-- Exercise requirements --
Will you output all of the data below exactly, omitting the images?

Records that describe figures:
— BEGIN —
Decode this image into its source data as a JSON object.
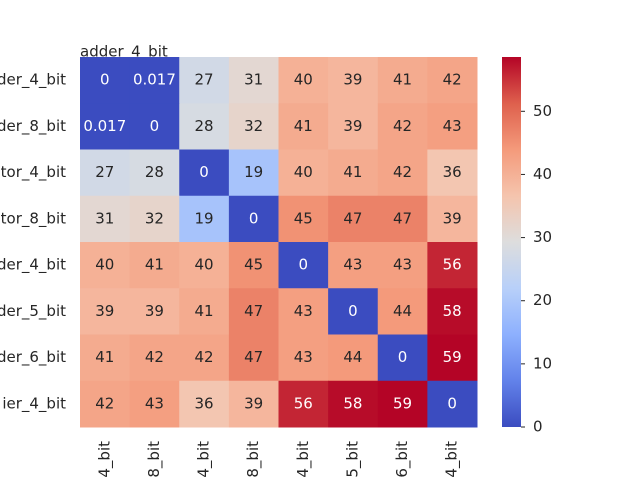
{
  "chart_data": {
    "type": "heatmap",
    "title": "adder_4_bit",
    "x_categories": [
      "4_bit",
      "8_bit",
      "4_bit",
      "8_bit",
      "4_bit",
      "5_bit",
      "6_bit",
      "4_bit"
    ],
    "y_categories": [
      "dder_4_bit",
      "dder_8_bit",
      "tor_4_bit",
      "tor_8_bit",
      "dder_4_bit",
      "dder_5_bit",
      "dder_6_bit",
      "ier_4_bit"
    ],
    "z": [
      [
        0,
        0.017,
        27,
        31,
        40,
        39,
        41,
        42
      ],
      [
        0.017,
        0,
        28,
        32,
        41,
        39,
        42,
        43
      ],
      [
        27,
        28,
        0,
        19,
        40,
        41,
        42,
        36
      ],
      [
        31,
        32,
        19,
        0,
        45,
        47,
        47,
        39
      ],
      [
        40,
        41,
        40,
        45,
        0,
        43,
        43,
        56
      ],
      [
        39,
        39,
        41,
        47,
        43,
        0,
        44,
        58
      ],
      [
        41,
        42,
        42,
        47,
        43,
        44,
        0,
        59
      ],
      [
        42,
        43,
        36,
        39,
        56,
        58,
        59,
        0
      ]
    ],
    "colormap": "coolwarm",
    "clim": [
      0,
      58.6
    ],
    "cticks": [
      0,
      10,
      20,
      30,
      40,
      50
    ]
  }
}
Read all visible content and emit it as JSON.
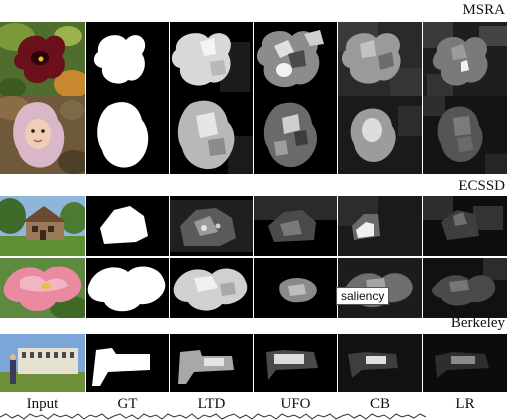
{
  "datasets": {
    "msra": "MSRA",
    "ecssd": "ECSSD",
    "berkeley": "Berkeley"
  },
  "columns": [
    "Input",
    "GT",
    "LTD",
    "UFO",
    "CB",
    "LR"
  ],
  "tooltip": "saliency"
}
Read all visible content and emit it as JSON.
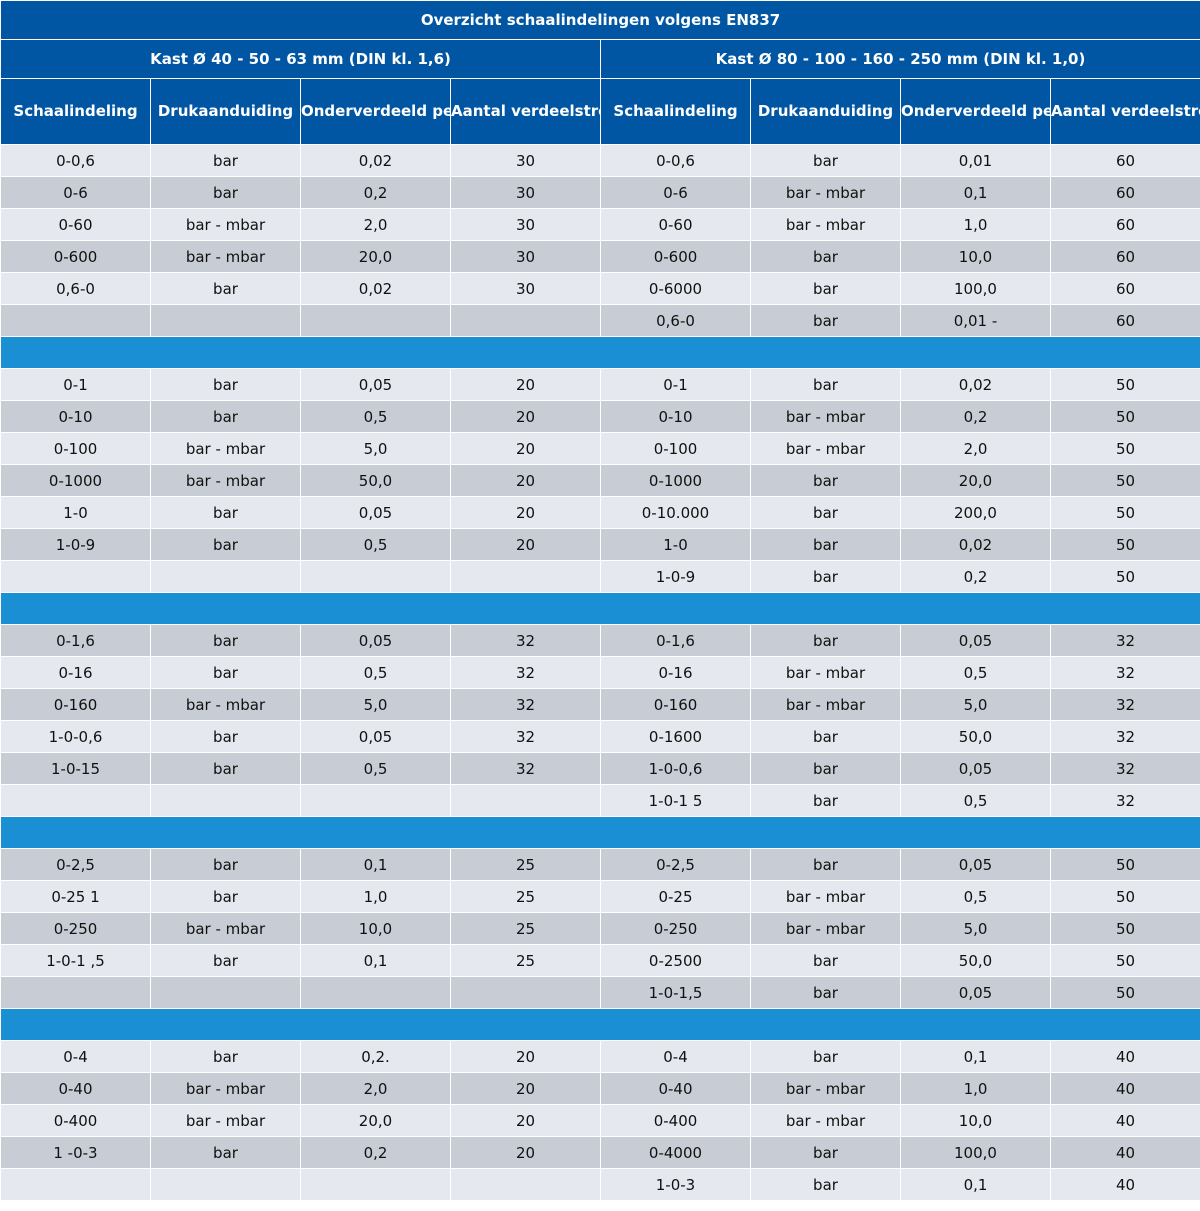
{
  "title": "Overzicht schaalindelingen volgens EN837",
  "groups": [
    "Kast Ø 40 - 50 - 63 mm (DIN kl. 1,6)",
    "Kast Ø 80 - 100 - 160 - 250 mm (DIN kl. 1,0)"
  ],
  "columns": [
    "Schaalindeling",
    "Drukaanduiding",
    "Onderverdeeld per",
    "Aantal verdeelstrepen"
  ],
  "colors": {
    "header": "#0056a3",
    "separator": "#1a8fd3",
    "row_light": "#e5e8ee",
    "row_dark": "#c8ccd5"
  },
  "sections": [
    {
      "rows": [
        [
          "0-0,6",
          "bar",
          "0,02",
          "30",
          "0-0,6",
          "bar",
          "0,01",
          "60"
        ],
        [
          "0-6",
          "bar",
          "0,2",
          "30",
          "0-6",
          "bar - mbar",
          "0,1",
          "60"
        ],
        [
          "0-60",
          "bar - mbar",
          "2,0",
          "30",
          "0-60",
          "bar - mbar",
          "1,0",
          "60"
        ],
        [
          "0-600",
          "bar - mbar",
          "20,0",
          "30",
          "0-600",
          "bar",
          "10,0",
          "60"
        ],
        [
          "0,6-0",
          "bar",
          "0,02",
          "30",
          "0-6000",
          "bar",
          "100,0",
          "60"
        ],
        [
          "",
          "",
          "",
          "",
          "0,6-0",
          "bar",
          "0,01 -",
          "60"
        ]
      ]
    },
    {
      "rows": [
        [
          "0-1",
          "bar",
          "0,05",
          "20",
          "0-1",
          "bar",
          "0,02",
          "50"
        ],
        [
          "0-10",
          "bar",
          "0,5",
          "20",
          "0-10",
          "bar - mbar",
          "0,2",
          "50"
        ],
        [
          "0-100",
          "bar - mbar",
          "5,0",
          "20",
          "0-100",
          "bar - mbar",
          "2,0",
          "50"
        ],
        [
          "0-1000",
          "bar - mbar",
          "50,0",
          "20",
          "0-1000",
          "bar",
          "20,0",
          "50"
        ],
        [
          "1-0",
          "bar",
          "0,05",
          "20",
          "0-10.000",
          "bar",
          "200,0",
          "50"
        ],
        [
          "1-0-9",
          "bar",
          "0,5",
          "20",
          "1-0",
          "bar",
          "0,02",
          "50"
        ],
        [
          "",
          "",
          "",
          "",
          "1-0-9",
          "bar",
          "0,2",
          "50"
        ]
      ]
    },
    {
      "rows": [
        [
          "0-1,6",
          "bar",
          "0,05",
          "32",
          "0-1,6",
          "bar",
          "0,05",
          "32"
        ],
        [
          "0-16",
          "bar",
          "0,5",
          "32",
          "0-16",
          "bar - mbar",
          "0,5",
          "32"
        ],
        [
          "0-160",
          "bar - mbar",
          "5,0",
          "32",
          "0-160",
          "bar - mbar",
          "5,0",
          "32"
        ],
        [
          "1-0-0,6",
          "bar",
          "0,05",
          "32",
          "0-1600",
          "bar",
          "50,0",
          "32"
        ],
        [
          "1-0-15",
          "bar",
          "0,5",
          "32",
          "1-0-0,6",
          "bar",
          "0,05",
          "32"
        ],
        [
          "",
          "",
          "",
          "",
          "1-0-1 5",
          "bar",
          "0,5",
          "32"
        ]
      ]
    },
    {
      "rows": [
        [
          "0-2,5",
          "bar",
          "0,1",
          "25",
          "0-2,5",
          "bar",
          "0,05",
          "50"
        ],
        [
          "0-25 1",
          "bar",
          "1,0",
          "25",
          "0-25",
          "bar - mbar",
          "0,5",
          "50"
        ],
        [
          "0-250",
          "bar - mbar",
          "10,0",
          "25",
          "0-250",
          "bar - mbar",
          "5,0",
          "50"
        ],
        [
          "1-0-1 ,5",
          "bar",
          "0,1",
          "25",
          "0-2500",
          "bar",
          "50,0",
          "50"
        ],
        [
          "",
          "",
          "",
          "",
          "1-0-1,5",
          "bar",
          "0,05",
          "50"
        ]
      ]
    },
    {
      "rows": [
        [
          "0-4",
          "bar",
          "0,2.",
          "20",
          "0-4",
          "bar",
          "0,1",
          "40"
        ],
        [
          "0-40",
          "bar - mbar",
          "2,0",
          "20",
          "0-40",
          "bar - mbar",
          "1,0",
          "40"
        ],
        [
          "0-400",
          "bar - mbar",
          "20,0",
          "20",
          "0-400",
          "bar - mbar",
          "10,0",
          "40"
        ],
        [
          "1 -0-3",
          "bar",
          "0,2",
          "20",
          "0-4000",
          "bar",
          "100,0",
          "40"
        ],
        [
          "",
          "",
          "",
          "",
          "1-0-3",
          "bar",
          "0,1",
          "40"
        ]
      ]
    }
  ]
}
— END —
-- Result for this exercise --
Decode this image into its source data as a JSON object.
{
  "chart_data": {
    "type": "heatmap",
    "title": "adder_4_bit",
    "x_categories": [
      "4_bit",
      "8_bit",
      "4_bit",
      "8_bit",
      "4_bit",
      "5_bit",
      "6_bit",
      "4_bit"
    ],
    "y_categories": [
      "dder_4_bit",
      "dder_8_bit",
      "tor_4_bit",
      "tor_8_bit",
      "dder_4_bit",
      "dder_5_bit",
      "dder_6_bit",
      "ier_4_bit"
    ],
    "z": [
      [
        0,
        0.017,
        27,
        31,
        40,
        39,
        41,
        42
      ],
      [
        0.017,
        0,
        28,
        32,
        41,
        39,
        42,
        43
      ],
      [
        27,
        28,
        0,
        19,
        40,
        41,
        42,
        36
      ],
      [
        31,
        32,
        19,
        0,
        45,
        47,
        47,
        39
      ],
      [
        40,
        41,
        40,
        45,
        0,
        43,
        43,
        56
      ],
      [
        39,
        39,
        41,
        47,
        43,
        0,
        44,
        58
      ],
      [
        41,
        42,
        42,
        47,
        43,
        44,
        0,
        59
      ],
      [
        42,
        43,
        36,
        39,
        56,
        58,
        59,
        0
      ]
    ],
    "colormap": "coolwarm",
    "clim": [
      0,
      58.6
    ],
    "cticks": [
      0,
      10,
      20,
      30,
      40,
      50
    ]
  }
}
Read all visible content and emit it as JSON.
{
  "datasets": {
    "msra": "MSRA",
    "ecssd": "ECSSD",
    "berkeley": "Berkeley"
  },
  "columns": [
    "Input",
    "GT",
    "LTD",
    "UFO",
    "CB",
    "LR"
  ],
  "tooltip": "saliency"
}
Read all visible content and emit it as JSON.
{
  "title": "Overzicht schaalindelingen volgens EN837",
  "groups": [
    "Kast Ø 40 - 50 - 63 mm (DIN kl. 1,6)",
    "Kast Ø 80 - 100 - 160 - 250 mm (DIN kl. 1,0)"
  ],
  "columns": [
    "Schaalindeling",
    "Drukaanduiding",
    "Onderverdeeld per",
    "Aantal verdeelstrepen"
  ],
  "colors": {
    "header": "#0056a3",
    "separator": "#1a8fd3",
    "row_light": "#e5e8ee",
    "row_dark": "#c8ccd5"
  },
  "sections": [
    {
      "rows": [
        [
          "0-0,6",
          "bar",
          "0,02",
          "30",
          "0-0,6",
          "bar",
          "0,01",
          "60"
        ],
        [
          "0-6",
          "bar",
          "0,2",
          "30",
          "0-6",
          "bar - mbar",
          "0,1",
          "60"
        ],
        [
          "0-60",
          "bar - mbar",
          "2,0",
          "30",
          "0-60",
          "bar - mbar",
          "1,0",
          "60"
        ],
        [
          "0-600",
          "bar - mbar",
          "20,0",
          "30",
          "0-600",
          "bar",
          "10,0",
          "60"
        ],
        [
          "0,6-0",
          "bar",
          "0,02",
          "30",
          "0-6000",
          "bar",
          "100,0",
          "60"
        ],
        [
          "",
          "",
          "",
          "",
          "0,6-0",
          "bar",
          "0,01 -",
          "60"
        ]
      ]
    },
    {
      "rows": [
        [
          "0-1",
          "bar",
          "0,05",
          "20",
          "0-1",
          "bar",
          "0,02",
          "50"
        ],
        [
          "0-10",
          "bar",
          "0,5",
          "20",
          "0-10",
          "bar - mbar",
          "0,2",
          "50"
        ],
        [
          "0-100",
          "bar - mbar",
          "5,0",
          "20",
          "0-100",
          "bar - mbar",
          "2,0",
          "50"
        ],
        [
          "0-1000",
          "bar - mbar",
          "50,0",
          "20",
          "0-1000",
          "bar",
          "20,0",
          "50"
        ],
        [
          "1-0",
          "bar",
          "0,05",
          "20",
          "0-10.000",
          "bar",
          "200,0",
          "50"
        ],
        [
          "1-0-9",
          "bar",
          "0,5",
          "20",
          "1-0",
          "bar",
          "0,02",
          "50"
        ],
        [
          "",
          "",
          "",
          "",
          "1-0-9",
          "bar",
          "0,2",
          "50"
        ]
      ]
    },
    {
      "rows": [
        [
          "0-1,6",
          "bar",
          "0,05",
          "32",
          "0-1,6",
          "bar",
          "0,05",
          "32"
        ],
        [
          "0-16",
          "bar",
          "0,5",
          "32",
          "0-16",
          "bar - mbar",
          "0,5",
          "32"
        ],
        [
          "0-160",
          "bar - mbar",
          "5,0",
          "32",
          "0-160",
          "bar - mbar",
          "5,0",
          "32"
        ],
        [
          "1-0-0,6",
          "bar",
          "0,05",
          "32",
          "0-1600",
          "bar",
          "50,0",
          "32"
        ],
        [
          "1-0-15",
          "bar",
          "0,5",
          "32",
          "1-0-0,6",
          "bar",
          "0,05",
          "32"
        ],
        [
          "",
          "",
          "",
          "",
          "1-0-1 5",
          "bar",
          "0,5",
          "32"
        ]
      ]
    },
    {
      "rows": [
        [
          "0-2,5",
          "bar",
          "0,1",
          "25",
          "0-2,5",
          "bar",
          "0,05",
          "50"
        ],
        [
          "0-25 1",
          "bar",
          "1,0",
          "25",
          "0-25",
          "bar - mbar",
          "0,5",
          "50"
        ],
        [
          "0-250",
          "bar - mbar",
          "10,0",
          "25",
          "0-250",
          "bar - mbar",
          "5,0",
          "50"
        ],
        [
          "1-0-1 ,5",
          "bar",
          "0,1",
          "25",
          "0-2500",
          "bar",
          "50,0",
          "50"
        ],
        [
          "",
          "",
          "",
          "",
          "1-0-1,5",
          "bar",
          "0,05",
          "50"
        ]
      ]
    },
    {
      "rows": [
        [
          "0-4",
          "bar",
          "0,2.",
          "20",
          "0-4",
          "bar",
          "0,1",
          "40"
        ],
        [
          "0-40",
          "bar - mbar",
          "2,0",
          "20",
          "0-40",
          "bar - mbar",
          "1,0",
          "40"
        ],
        [
          "0-400",
          "bar - mbar",
          "20,0",
          "20",
          "0-400",
          "bar - mbar",
          "10,0",
          "40"
        ],
        [
          "1 -0-3",
          "bar",
          "0,2",
          "20",
          "0-4000",
          "bar",
          "100,0",
          "40"
        ],
        [
          "",
          "",
          "",
          "",
          "1-0-3",
          "bar",
          "0,1",
          "40"
        ]
      ]
    }
  ]
}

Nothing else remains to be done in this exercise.